• [DATA EXCERPTS]
* START *
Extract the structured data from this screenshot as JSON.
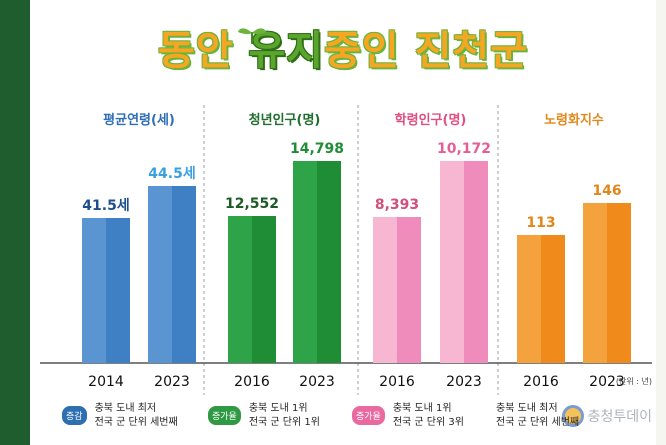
{
  "title": {
    "part1": "동안 ",
    "part2": "유지",
    "part3": "중인 ",
    "part4": "진천군"
  },
  "unit_note": "(단위 : 년)",
  "watermark": "충청투데이",
  "chart_data": {
    "type": "bar",
    "title": "동안 유지중인 진천군",
    "panels": [
      {
        "label": "평균연령(세)",
        "label_color": "#2f6db5",
        "bar_color": "#5b95d1",
        "bar_dark": "#3f7fc3",
        "value_color": "#1d4f8c",
        "value_color_2": "#3aa0e0",
        "categories": [
          "2014",
          "2023"
        ],
        "values": [
          41.5,
          44.5
        ],
        "value_labels": [
          "41.5세",
          "44.5세"
        ],
        "badge": "증감",
        "badge_color": "#2e6fb2",
        "note": [
          "충북 도내 최저",
          "전국 군 단위 세번째"
        ]
      },
      {
        "label": "청년인구(명)",
        "label_color": "#1f6e2c",
        "bar_color": "#2fa347",
        "bar_dark": "#1f8c36",
        "value_color": "#1c5b25",
        "value_color_2": "#1f8c36",
        "categories": [
          "2016",
          "2023"
        ],
        "values": [
          12552,
          14798
        ],
        "value_labels": [
          "12,552",
          "14,798"
        ],
        "badge": "증가율",
        "badge_color": "#2f9a43",
        "note": [
          "충북 도내 1위",
          "전국 군 단위 1위"
        ]
      },
      {
        "label": "학령인구(명)",
        "label_color": "#e0507f",
        "bar_color": "#f7b7d2",
        "bar_dark": "#f08cbb",
        "value_color": "#d0507e",
        "value_color_2": "#e55f96",
        "categories": [
          "2016",
          "2023"
        ],
        "values": [
          8393,
          10172
        ],
        "value_labels": [
          "8,393",
          "10,172"
        ],
        "badge": "증가율",
        "badge_color": "#e86aa0",
        "note": [
          "충북 도내 1위",
          "전국 군 단위 3위"
        ]
      },
      {
        "label": "노령화지수",
        "label_color": "#e08a1e",
        "bar_color": "#f3a23d",
        "bar_dark": "#f08a1a",
        "value_color": "#e0861c",
        "value_color_2": "#e0861c",
        "categories": [
          "2016",
          "2023"
        ],
        "values": [
          113,
          146
        ],
        "value_labels": [
          "113",
          "146"
        ],
        "badge": "",
        "badge_color": "#e08a1e",
        "note": [
          "충북 도내 최저",
          "전국 군 단위 세번째"
        ]
      }
    ]
  }
}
* END *
All of the data above should be transcribed verbatim, with pictures omitted.

Extract the structured data from this screenshot as JSON.
{
  "title": {
    "part1": "동안 ",
    "part2": "유지",
    "part3": "중인 ",
    "part4": "진천군"
  },
  "unit_note": "(단위 : 년)",
  "watermark": "충청투데이",
  "chart_data": {
    "type": "bar",
    "title": "동안 유지중인 진천군",
    "panels": [
      {
        "label": "평균연령(세)",
        "label_color": "#2f6db5",
        "bar_color": "#5b95d1",
        "bar_dark": "#3f7fc3",
        "value_color": "#1d4f8c",
        "value_color_2": "#3aa0e0",
        "categories": [
          "2014",
          "2023"
        ],
        "values": [
          41.5,
          44.5
        ],
        "value_labels": [
          "41.5세",
          "44.5세"
        ],
        "badge": "증감",
        "badge_color": "#2e6fb2",
        "note": [
          "충북 도내 최저",
          "전국 군 단위 세번째"
        ]
      },
      {
        "label": "청년인구(명)",
        "label_color": "#1f6e2c",
        "bar_color": "#2fa347",
        "bar_dark": "#1f8c36",
        "value_color": "#1c5b25",
        "value_color_2": "#1f8c36",
        "categories": [
          "2016",
          "2023"
        ],
        "values": [
          12552,
          14798
        ],
        "value_labels": [
          "12,552",
          "14,798"
        ],
        "badge": "증가율",
        "badge_color": "#2f9a43",
        "note": [
          "충북 도내 1위",
          "전국 군 단위 1위"
        ]
      },
      {
        "label": "학령인구(명)",
        "label_color": "#e0507f",
        "bar_color": "#f7b7d2",
        "bar_dark": "#f08cbb",
        "value_color": "#d0507e",
        "value_color_2": "#e55f96",
        "categories": [
          "2016",
          "2023"
        ],
        "values": [
          8393,
          10172
        ],
        "value_labels": [
          "8,393",
          "10,172"
        ],
        "badge": "증가율",
        "badge_color": "#e86aa0",
        "note": [
          "충북 도내 1위",
          "전국 군 단위 3위"
        ]
      },
      {
        "label": "노령화지수",
        "label_color": "#e08a1e",
        "bar_color": "#f3a23d",
        "bar_dark": "#f08a1a",
        "value_color": "#e0861c",
        "value_color_2": "#e0861c",
        "categories": [
          "2016",
          "2023"
        ],
        "values": [
          113,
          146
        ],
        "value_labels": [
          "113",
          "146"
        ],
        "badge": "",
        "badge_color": "#e08a1e",
        "note": [
          "충북 도내 최저",
          "전국 군 단위 세번째"
        ]
      }
    ]
  }
}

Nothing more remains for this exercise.